### RECORDED DATA
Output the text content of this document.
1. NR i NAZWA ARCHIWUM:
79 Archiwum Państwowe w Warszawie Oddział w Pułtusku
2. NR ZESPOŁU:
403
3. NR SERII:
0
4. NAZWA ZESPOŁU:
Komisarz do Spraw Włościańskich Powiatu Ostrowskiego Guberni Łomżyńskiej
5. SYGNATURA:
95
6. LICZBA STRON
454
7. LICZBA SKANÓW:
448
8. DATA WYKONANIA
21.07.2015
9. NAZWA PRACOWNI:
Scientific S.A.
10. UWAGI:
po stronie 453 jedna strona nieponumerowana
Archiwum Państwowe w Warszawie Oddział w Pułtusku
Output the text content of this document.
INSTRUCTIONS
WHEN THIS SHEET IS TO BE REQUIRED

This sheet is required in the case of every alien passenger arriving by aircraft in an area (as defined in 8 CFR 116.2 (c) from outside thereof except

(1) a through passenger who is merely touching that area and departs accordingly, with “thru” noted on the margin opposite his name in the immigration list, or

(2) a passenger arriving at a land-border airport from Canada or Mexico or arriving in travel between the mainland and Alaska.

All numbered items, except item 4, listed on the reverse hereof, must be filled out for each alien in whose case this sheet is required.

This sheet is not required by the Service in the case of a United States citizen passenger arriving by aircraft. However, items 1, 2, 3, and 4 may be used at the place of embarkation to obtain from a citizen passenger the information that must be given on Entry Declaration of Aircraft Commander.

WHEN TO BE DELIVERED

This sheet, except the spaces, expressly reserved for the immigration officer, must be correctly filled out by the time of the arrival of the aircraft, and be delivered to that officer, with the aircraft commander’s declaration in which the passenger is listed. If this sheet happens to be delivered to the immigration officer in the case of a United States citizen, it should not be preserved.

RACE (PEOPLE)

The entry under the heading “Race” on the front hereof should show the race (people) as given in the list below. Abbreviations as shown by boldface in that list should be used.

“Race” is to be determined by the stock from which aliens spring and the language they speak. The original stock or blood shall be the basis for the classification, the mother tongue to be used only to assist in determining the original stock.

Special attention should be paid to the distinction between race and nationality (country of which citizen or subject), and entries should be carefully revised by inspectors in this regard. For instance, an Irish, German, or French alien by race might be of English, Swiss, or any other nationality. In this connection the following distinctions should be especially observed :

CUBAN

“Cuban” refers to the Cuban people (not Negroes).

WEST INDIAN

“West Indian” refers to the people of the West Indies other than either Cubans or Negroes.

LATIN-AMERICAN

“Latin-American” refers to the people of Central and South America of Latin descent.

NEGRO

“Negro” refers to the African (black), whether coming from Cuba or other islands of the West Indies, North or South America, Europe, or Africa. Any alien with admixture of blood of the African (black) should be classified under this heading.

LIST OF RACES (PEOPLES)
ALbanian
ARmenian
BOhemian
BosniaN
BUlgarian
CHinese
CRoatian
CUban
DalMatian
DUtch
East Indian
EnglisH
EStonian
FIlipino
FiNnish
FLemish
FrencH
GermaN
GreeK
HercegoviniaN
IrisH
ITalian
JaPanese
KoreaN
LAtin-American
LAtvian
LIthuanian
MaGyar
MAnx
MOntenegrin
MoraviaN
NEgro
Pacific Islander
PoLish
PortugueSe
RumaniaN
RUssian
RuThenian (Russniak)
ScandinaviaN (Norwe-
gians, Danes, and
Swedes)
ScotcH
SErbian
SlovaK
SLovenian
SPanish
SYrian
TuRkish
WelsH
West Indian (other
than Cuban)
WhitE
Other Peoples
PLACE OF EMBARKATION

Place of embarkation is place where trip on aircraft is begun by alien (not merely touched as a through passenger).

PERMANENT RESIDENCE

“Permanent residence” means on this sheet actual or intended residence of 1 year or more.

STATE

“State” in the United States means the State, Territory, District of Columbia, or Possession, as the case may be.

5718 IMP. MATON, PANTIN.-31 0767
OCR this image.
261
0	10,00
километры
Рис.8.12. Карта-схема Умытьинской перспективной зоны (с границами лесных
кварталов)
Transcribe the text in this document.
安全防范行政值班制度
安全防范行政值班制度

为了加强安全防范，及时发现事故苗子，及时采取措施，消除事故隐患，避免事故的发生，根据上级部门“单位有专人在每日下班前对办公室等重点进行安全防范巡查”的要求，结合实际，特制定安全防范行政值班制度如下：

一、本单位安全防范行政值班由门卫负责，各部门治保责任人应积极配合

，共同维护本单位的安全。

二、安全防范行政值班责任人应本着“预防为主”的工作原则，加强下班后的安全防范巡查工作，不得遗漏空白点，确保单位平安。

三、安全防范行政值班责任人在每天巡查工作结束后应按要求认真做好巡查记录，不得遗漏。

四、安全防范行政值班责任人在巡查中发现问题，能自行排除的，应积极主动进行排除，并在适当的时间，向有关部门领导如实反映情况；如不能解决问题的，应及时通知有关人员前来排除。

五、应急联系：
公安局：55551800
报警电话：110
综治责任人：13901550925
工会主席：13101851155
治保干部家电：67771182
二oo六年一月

### WRITTEN INSTRUCTION
Write the lines out verbatim, from the one with "Transcribe the text in this document." through the last line of the entries, and stop there.

### EXERCISE SOLUTION
Transcribe the text in this document.
安全防范行政值班制度
安全防范行政值班制度

为了加强安全防范，及时发现事故苗子，及时采取措施，消除事故隐患，避免事故的发生，根据上级部门“单位有专人在每日下班前对办公室等重点进行安全防范巡查”的要求，结合实际，特制定安全防范行政值班制度如下：

一、本单位安全防范行政值班由门卫负责，各部门治保责任人应积极配合

，共同维护本单位的安全。

二、安全防范行政值班责任人应本着“预防为主”的工作原则，加强下班后的安全防范巡查工作，不得遗漏空白点，确保单位平安。

三、安全防范行政值班责任人在每天巡查工作结束后应按要求认真做好巡查记录，不得遗漏。

四、安全防范行政值班责任人在巡查中发现问题，能自行排除的，应积极主动进行排除，并在适当的时间，向有关部门领导如实反映情况；如不能解决问题的，应及时通知有关人员前来排除。

五、应急联系：
公安局：55551800
报警电话：110
综治责任人：13901550925
工会主席：13101851155
治保干部家电：67771182
二oo六年一月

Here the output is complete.